>> Start Provided records

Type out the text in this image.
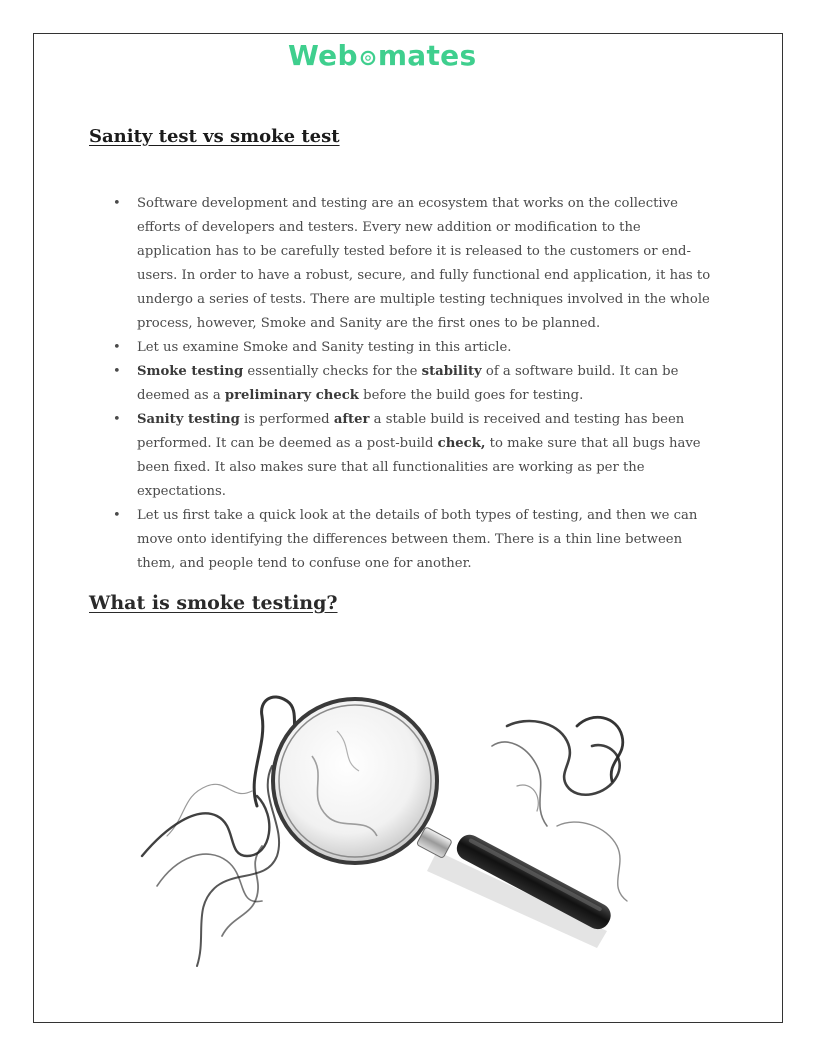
Web mates
Sanity test vs smoke test
• Software development and testing are an ecosystem that works on the collective efforts of developers and testers. Every new addition or modification to the application has to be carefully tested before it is released to the customers or end-users. In order to have a robust, secure, and fully functional end application, it has to undergo a series of tests. There are multiple testing techniques involved in the whole process, however, Smoke and Sanity are the first ones to be planned.
• Let us examine Smoke and Sanity testing in this article.
• Smoke testing essentially checks for the stability of a software build. It can be deemed as a preliminary check before the build goes for testing.
• Sanity testing is performed after a stable build is received and testing has been performed. It can be deemed as a post-build check, to make sure that all bugs have been fixed. It also makes sure that all functionalities are working as per the expectations.
• Let us first take a quick look at the details of both types of testing, and then we can move onto identifying the differences between them. There is a thin line between them, and people tend to confuse one for another.
What is smoke testing?
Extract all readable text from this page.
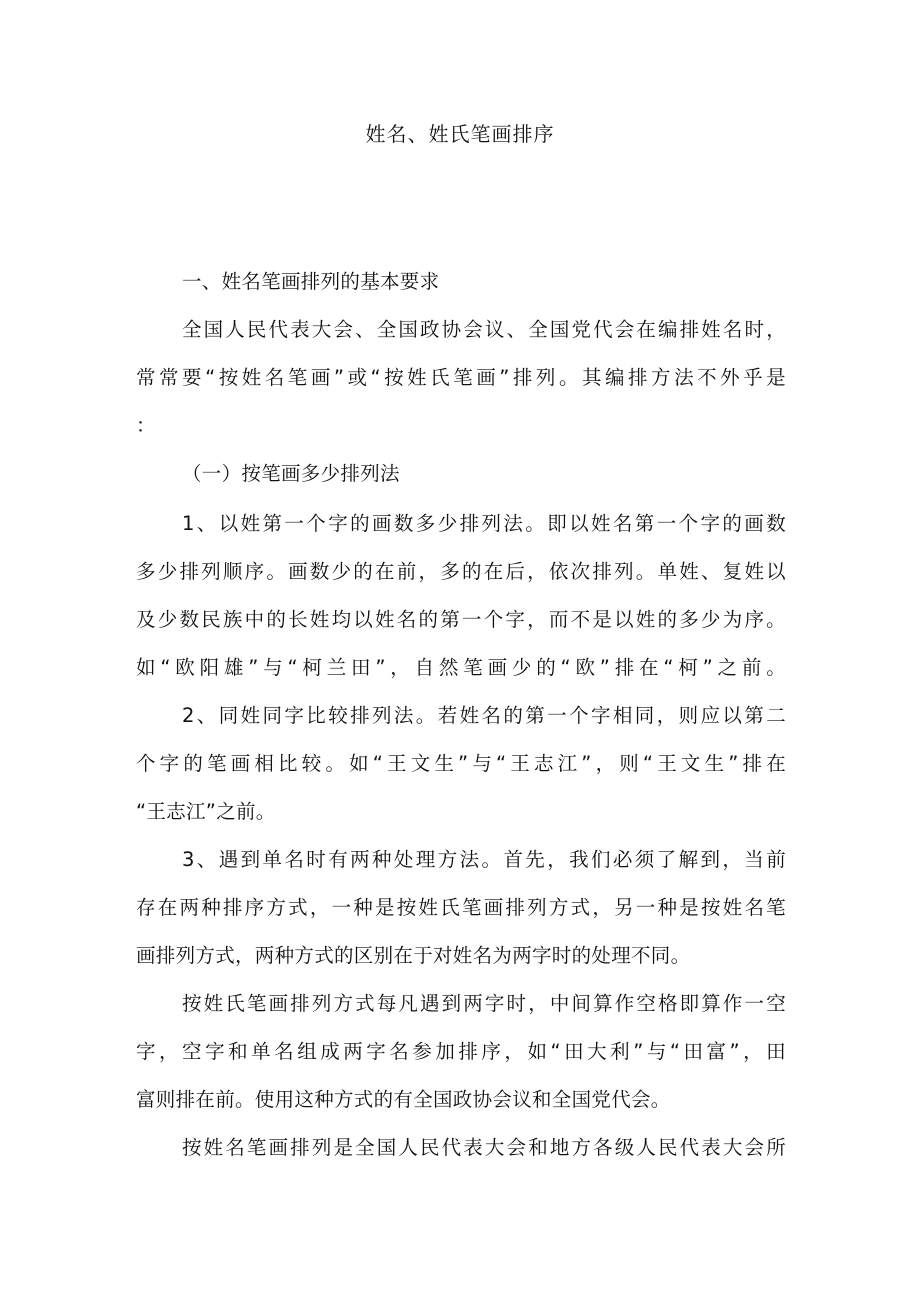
姓名、姓氏笔画排序
一、姓名笔画排列的基本要求
全国人民代表大会、全国政协会议、全国党代会在编排姓名时，
常常要“按姓名笔画”或“按姓氏笔画”排列。其编排方法不外乎是
：
（一）按笔画多少排列法
1、以姓第一个字的画数多少排列法。即以姓名第一个字的画数
多少排列顺序。画数少的在前，多的在后，依次排列。单姓、复姓以
及少数民族中的长姓均以姓名的第一个字，而不是以姓的多少为序。
如“欧阳雄”与“柯兰田”，自然笔画少的“欧”排在“柯”之前。
2、同姓同字比较排列法。若姓名的第一个字相同，则应以第二
个字的笔画相比较。如“王文生”与“王志江”，则“王文生”排在
“王志江”之前。
3、遇到单名时有两种处理方法。首先，我们必须了解到，当前
存在两种排序方式，一种是按姓氏笔画排列方式，另一种是按姓名笔
画排列方式，两种方式的区别在于对姓名为两字时的处理不同。
按姓氏笔画排列方式每凡遇到两字时，中间算作空格即算作一空
字，空字和单名组成两字名参加排序，如“田大利”与“田富”，田
富则排在前。使用这种方式的有全国政协会议和全国党代会。
按姓名笔画排列是全国人民代表大会和地方各级人民代表大会所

>> End Provided records

> **Exercise details**: From the data, pick out every line that includes "build".

> **Task result**:
• Smoke testing essentially checks for the stability of a software build. It can be deemed as a preliminary check before the build goes for testing.
• Sanity testing is performed after a stable build is received and testing has been performed. It can be deemed as a post-build check, to make sure that all bugs have been fixed. It also makes sure that all functionalities are working as per the expectations.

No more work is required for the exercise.